_WORK TO DO_: Records follow. Pull out every line that contains "from".

_MATERIAL PROVIDED_:
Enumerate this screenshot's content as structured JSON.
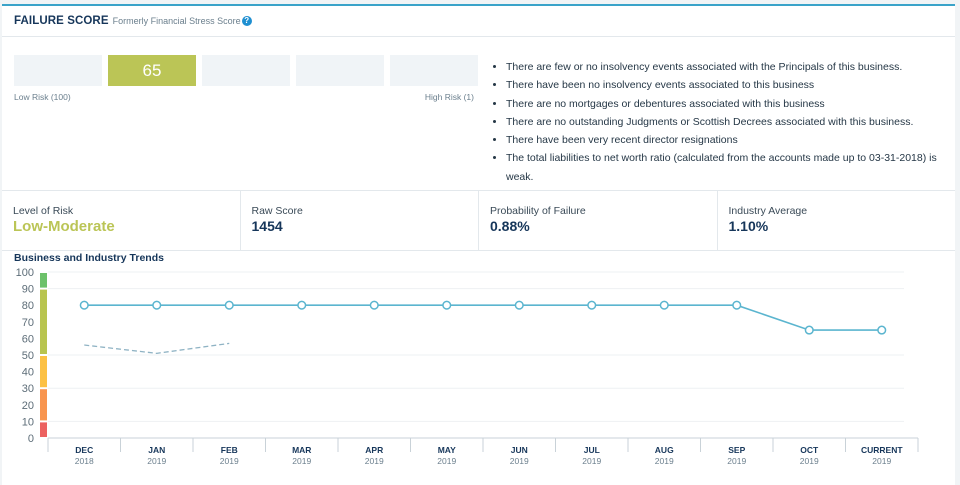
{
  "header": {
    "title": "FAILURE SCORE",
    "subtitle": "Formerly Financial Stress Score",
    "help_icon": "question-circle-icon"
  },
  "score_scale": {
    "segments": [
      "",
      "65",
      "",
      "",
      ""
    ],
    "active_index": 1,
    "active_color": "#bbc556",
    "low_label": "Low Risk (100)",
    "high_label": "High Risk (1)"
  },
  "commentary": [
    "There are few or no insolvency events associated with the Principals of this business.",
    "There have been no insolvency events associated to this business",
    "There are no mortgages or debentures associated with this business",
    "There are no outstanding Judgments or Scottish Decrees associated with this business.",
    "There have been very recent director resignations",
    "The total liabilities to net worth ratio (calculated from the accounts made up to 03-31-2018) is weak."
  ],
  "metrics": {
    "level_of_risk": {
      "label": "Level of Risk",
      "value": "Low-Moderate"
    },
    "raw_score": {
      "label": "Raw Score",
      "value": "1454"
    },
    "probability_of_failure": {
      "label": "Probability of Failure",
      "value": "0.88%"
    },
    "industry_average": {
      "label": "Industry Average",
      "value": "1.10%"
    }
  },
  "trends": {
    "title": "Business and Industry Trends"
  },
  "chart_data": {
    "type": "line",
    "title": "Business and Industry Trends",
    "categories": [
      {
        "month": "DEC",
        "year": "2018"
      },
      {
        "month": "JAN",
        "year": "2019"
      },
      {
        "month": "FEB",
        "year": "2019"
      },
      {
        "month": "MAR",
        "year": "2019"
      },
      {
        "month": "APR",
        "year": "2019"
      },
      {
        "month": "MAY",
        "year": "2019"
      },
      {
        "month": "JUN",
        "year": "2019"
      },
      {
        "month": "JUL",
        "year": "2019"
      },
      {
        "month": "AUG",
        "year": "2019"
      },
      {
        "month": "SEP",
        "year": "2019"
      },
      {
        "month": "OCT",
        "year": "2019"
      },
      {
        "month": "CURRENT",
        "year": "2019"
      }
    ],
    "series": [
      {
        "name": "Business",
        "style": "solid-markers",
        "color": "#5bb5cf",
        "values": [
          80,
          80,
          80,
          80,
          80,
          80,
          80,
          80,
          80,
          80,
          65,
          65
        ]
      },
      {
        "name": "Industry",
        "style": "dashed",
        "color": "#8fb3c4",
        "values": [
          56,
          51,
          57,
          null,
          null,
          null,
          null,
          null,
          null,
          null,
          null,
          null
        ]
      }
    ],
    "yticks": [
      0,
      10,
      20,
      30,
      40,
      50,
      60,
      70,
      80,
      90,
      100
    ],
    "ylim": [
      0,
      100
    ],
    "gridlines": [
      10,
      30,
      50,
      90,
      100
    ],
    "risk_bands": [
      {
        "from": 90,
        "to": 100,
        "color": "#6cc16a"
      },
      {
        "from": 50,
        "to": 90,
        "color": "#b8c44f"
      },
      {
        "from": 30,
        "to": 50,
        "color": "#fcc145"
      },
      {
        "from": 10,
        "to": 30,
        "color": "#f8954f"
      },
      {
        "from": 0,
        "to": 10,
        "color": "#ec6160"
      }
    ],
    "xlabel": "",
    "ylabel": ""
  }
}
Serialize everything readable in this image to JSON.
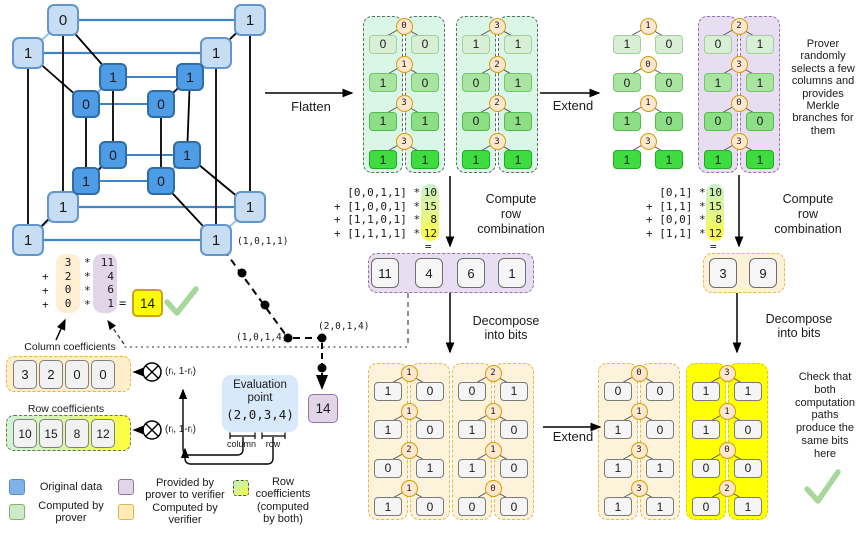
{
  "hypercube": {
    "outer": [
      "0",
      "1",
      "1",
      "1",
      "1",
      "1",
      "1",
      "1"
    ],
    "inner": [
      "1",
      "1",
      "0",
      "0",
      "0",
      "1",
      "1",
      "0"
    ],
    "corner_label": "(1,0,1,1)"
  },
  "flow": {
    "flatten": "Flatten",
    "extend_top": "Extend",
    "extend_bottom": "Extend",
    "compute_left": "Compute\nrow\ncombination",
    "compute_right": "Compute\nrow\ncombination",
    "decompose_left": "Decompose\ninto bits",
    "decompose_right": "Decompose\ninto bits"
  },
  "notes": {
    "prover": "Prover\nrandomly\nselects a few\ncolumns and\nprovides\nMerkle\nbranches for\nthem",
    "check": "Check that\nboth\ncomputation\npaths\nproduce the\nsame bits\nhere"
  },
  "equations": {
    "left": {
      "terms": "  [0,0,1,1] *\n+ [1,0,0,1] *\n+ [1,1,0,1] *\n+ [1,1,1,1] *",
      "coeffs": "10\n15\n 8\n12",
      "equals": "="
    },
    "right": {
      "terms": "  [0,1] *\n+ [1,1] *\n+ [0,0] *\n+ [1,1] *",
      "coeffs": "10\n15\n 8\n12",
      "equals": "="
    },
    "column": {
      "signs": " \n+\n+\n+",
      "coeffs": "3\n2\n0\n0",
      "stars": "*\n*\n*\n*",
      "values": "11\n 4\n 6\n 1",
      "equals": "=",
      "result": "14"
    }
  },
  "results": {
    "row_left": [
      "11",
      "4",
      "6",
      "1"
    ],
    "row_right": [
      "3",
      "9"
    ],
    "point_value": "14"
  },
  "point_labels": {
    "p1": "(1,0,1,4)",
    "p2": "(2,0,1,4)"
  },
  "eval_point": {
    "title": "Evaluation\npoint",
    "value": "(2,0,3,4)",
    "column_label": "column",
    "row_label": "row"
  },
  "coefficients": {
    "column_label": "Column coefficients",
    "column_values": [
      "3",
      "2",
      "0",
      "0"
    ],
    "row_label": "Row coefficients",
    "row_values": [
      "10",
      "15",
      "8",
      "12"
    ],
    "r_label": "(rᵢ, 1-rᵢ)"
  },
  "trees": {
    "flatten": [
      {
        "rows": [
          [
            0,
            0,
            0
          ],
          [
            1,
            1,
            0
          ],
          [
            3,
            1,
            1
          ],
          [
            3,
            1,
            1
          ]
        ]
      },
      {
        "rows": [
          [
            3,
            1,
            1
          ],
          [
            2,
            0,
            1
          ],
          [
            2,
            0,
            1
          ],
          [
            3,
            1,
            1
          ]
        ]
      }
    ],
    "extend": [
      {
        "rows": [
          [
            1,
            1,
            0
          ],
          [
            0,
            0,
            0
          ],
          [
            1,
            1,
            0
          ],
          [
            3,
            1,
            1
          ]
        ]
      },
      {
        "rows": [
          [
            2,
            0,
            1
          ],
          [
            3,
            1,
            1
          ],
          [
            0,
            0,
            0
          ],
          [
            3,
            1,
            1
          ]
        ]
      }
    ],
    "decompose_left": [
      {
        "rows": [
          [
            1,
            1,
            0
          ],
          [
            1,
            1,
            0
          ],
          [
            2,
            0,
            1
          ],
          [
            1,
            1,
            0
          ]
        ]
      },
      {
        "rows": [
          [
            2,
            0,
            1
          ],
          [
            1,
            1,
            0
          ],
          [
            1,
            1,
            0
          ],
          [
            0,
            0,
            0
          ]
        ]
      }
    ],
    "decompose_right": [
      {
        "rows": [
          [
            0,
            0,
            0
          ],
          [
            1,
            1,
            0
          ],
          [
            3,
            1,
            1
          ],
          [
            3,
            1,
            1
          ]
        ]
      },
      {
        "rows": [
          [
            3,
            1,
            1
          ],
          [
            1,
            1,
            0
          ],
          [
            0,
            0,
            0
          ],
          [
            2,
            0,
            1
          ]
        ]
      }
    ]
  },
  "legend": [
    {
      "label": "Original data",
      "type": "blue"
    },
    {
      "label": "Computed by\nprover",
      "type": "green"
    },
    {
      "label": "Provided by\nprover to verifier",
      "type": "purple"
    },
    {
      "label": "Computed by\nverifier",
      "type": "yellow"
    },
    {
      "label": "Row\ncoefficients\n(computed\nby both)",
      "type": "gradient"
    }
  ],
  "colors": {
    "original_data": "#7fb2e8",
    "computed_by_prover": "#cde9c8",
    "provided_by_prover": "#e1d5e7",
    "computed_by_verifier": "#ffeab8",
    "highlight_yellow": "#ffff05",
    "result_yellow": "#fdff00",
    "check_green": "#a6d89b"
  }
}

_THE REPLY_:
    "The total liabilities to net worth ratio (calculated from the accounts made up to 03-31-2018) is weak."
        "from": 90,
        "from": 50,
        "from": 30,
        "from": 10,
        "from": 0,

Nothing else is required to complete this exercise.